Written request:
In the entries, find all lines that hold the word "Total" and copy them.

Task data:
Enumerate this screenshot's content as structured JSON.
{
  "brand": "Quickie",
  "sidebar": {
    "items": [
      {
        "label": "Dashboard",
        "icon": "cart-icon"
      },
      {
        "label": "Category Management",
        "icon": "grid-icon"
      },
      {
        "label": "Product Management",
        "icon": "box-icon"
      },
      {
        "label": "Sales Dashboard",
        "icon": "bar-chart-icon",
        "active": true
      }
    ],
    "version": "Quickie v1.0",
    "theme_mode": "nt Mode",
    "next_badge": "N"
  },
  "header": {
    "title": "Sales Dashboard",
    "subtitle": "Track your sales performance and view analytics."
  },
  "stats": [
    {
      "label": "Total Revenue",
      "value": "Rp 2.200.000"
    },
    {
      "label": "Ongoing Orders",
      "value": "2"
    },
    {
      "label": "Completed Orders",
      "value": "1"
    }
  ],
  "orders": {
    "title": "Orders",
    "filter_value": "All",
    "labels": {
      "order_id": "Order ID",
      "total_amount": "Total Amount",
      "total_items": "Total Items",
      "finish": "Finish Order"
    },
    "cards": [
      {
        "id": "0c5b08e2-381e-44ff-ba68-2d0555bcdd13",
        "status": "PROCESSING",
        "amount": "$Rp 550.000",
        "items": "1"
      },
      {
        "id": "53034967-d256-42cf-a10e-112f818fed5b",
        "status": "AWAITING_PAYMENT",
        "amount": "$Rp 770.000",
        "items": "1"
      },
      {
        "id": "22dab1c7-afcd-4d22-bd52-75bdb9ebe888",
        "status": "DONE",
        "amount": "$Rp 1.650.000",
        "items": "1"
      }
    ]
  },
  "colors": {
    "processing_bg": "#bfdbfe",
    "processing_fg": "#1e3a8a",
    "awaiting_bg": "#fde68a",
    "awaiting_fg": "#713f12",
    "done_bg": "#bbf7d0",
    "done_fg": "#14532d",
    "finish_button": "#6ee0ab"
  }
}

Task output:
      "label": "Total Revenue",
      "total_amount": "Total Amount",
      "total_items": "Total Items",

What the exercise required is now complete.